(A run of records)

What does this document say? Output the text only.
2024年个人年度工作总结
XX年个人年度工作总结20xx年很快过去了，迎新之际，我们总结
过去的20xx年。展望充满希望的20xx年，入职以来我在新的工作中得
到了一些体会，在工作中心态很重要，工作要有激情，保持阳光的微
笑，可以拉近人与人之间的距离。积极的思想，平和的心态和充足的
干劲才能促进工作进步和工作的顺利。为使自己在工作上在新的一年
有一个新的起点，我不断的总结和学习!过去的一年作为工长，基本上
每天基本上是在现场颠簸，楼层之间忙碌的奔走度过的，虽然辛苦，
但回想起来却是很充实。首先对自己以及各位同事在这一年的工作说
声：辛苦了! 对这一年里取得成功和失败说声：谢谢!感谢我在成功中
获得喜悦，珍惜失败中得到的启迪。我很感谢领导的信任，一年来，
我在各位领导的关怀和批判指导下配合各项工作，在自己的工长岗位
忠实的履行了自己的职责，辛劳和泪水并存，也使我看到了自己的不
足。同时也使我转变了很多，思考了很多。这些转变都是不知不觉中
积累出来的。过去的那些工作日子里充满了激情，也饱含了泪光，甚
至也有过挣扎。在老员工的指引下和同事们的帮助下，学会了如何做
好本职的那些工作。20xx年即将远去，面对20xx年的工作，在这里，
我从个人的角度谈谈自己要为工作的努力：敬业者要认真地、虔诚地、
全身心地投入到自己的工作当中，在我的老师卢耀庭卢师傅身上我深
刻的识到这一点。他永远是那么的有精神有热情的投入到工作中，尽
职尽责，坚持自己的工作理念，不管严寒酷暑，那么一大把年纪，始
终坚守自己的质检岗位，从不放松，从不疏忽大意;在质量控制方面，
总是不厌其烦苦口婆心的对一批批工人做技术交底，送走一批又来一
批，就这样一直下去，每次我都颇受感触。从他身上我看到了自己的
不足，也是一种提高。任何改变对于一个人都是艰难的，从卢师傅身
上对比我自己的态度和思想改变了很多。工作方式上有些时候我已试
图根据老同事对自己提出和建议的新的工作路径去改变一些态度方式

[What the task asks] Extract the complete listing verbatim.

[Full solution]
What does this document say? Output the text only.
2024年个人年度工作总结
XX年个人年度工作总结20xx年很快过去了，迎新之际，我们总结
过去的20xx年。展望充满希望的20xx年，入职以来我在新的工作中得
到了一些体会，在工作中心态很重要，工作要有激情，保持阳光的微
笑，可以拉近人与人之间的距离。积极的思想，平和的心态和充足的
干劲才能促进工作进步和工作的顺利。为使自己在工作上在新的一年
有一个新的起点，我不断的总结和学习!过去的一年作为工长，基本上
每天基本上是在现场颠簸，楼层之间忙碌的奔走度过的，虽然辛苦，
但回想起来却是很充实。首先对自己以及各位同事在这一年的工作说
声：辛苦了! 对这一年里取得成功和失败说声：谢谢!感谢我在成功中
获得喜悦，珍惜失败中得到的启迪。我很感谢领导的信任，一年来，
我在各位领导的关怀和批判指导下配合各项工作，在自己的工长岗位
忠实的履行了自己的职责，辛劳和泪水并存，也使我看到了自己的不
足。同时也使我转变了很多，思考了很多。这些转变都是不知不觉中
积累出来的。过去的那些工作日子里充满了激情，也饱含了泪光，甚
至也有过挣扎。在老员工的指引下和同事们的帮助下，学会了如何做
好本职的那些工作。20xx年即将远去，面对20xx年的工作，在这里，
我从个人的角度谈谈自己要为工作的努力：敬业者要认真地、虔诚地、
全身心地投入到自己的工作当中，在我的老师卢耀庭卢师傅身上我深
刻的识到这一点。他永远是那么的有精神有热情的投入到工作中，尽
职尽责，坚持自己的工作理念，不管严寒酷暑，那么一大把年纪，始
终坚守自己的质检岗位，从不放松，从不疏忽大意;在质量控制方面，
总是不厌其烦苦口婆心的对一批批工人做技术交底，送走一批又来一
批，就这样一直下去，每次我都颇受感触。从他身上我看到了自己的
不足，也是一种提高。任何改变对于一个人都是艰难的，从卢师傅身
上对比我自己的态度和思想改变了很多。工作方式上有些时候我已试
图根据老同事对自己提出和建议的新的工作路径去改变一些态度方式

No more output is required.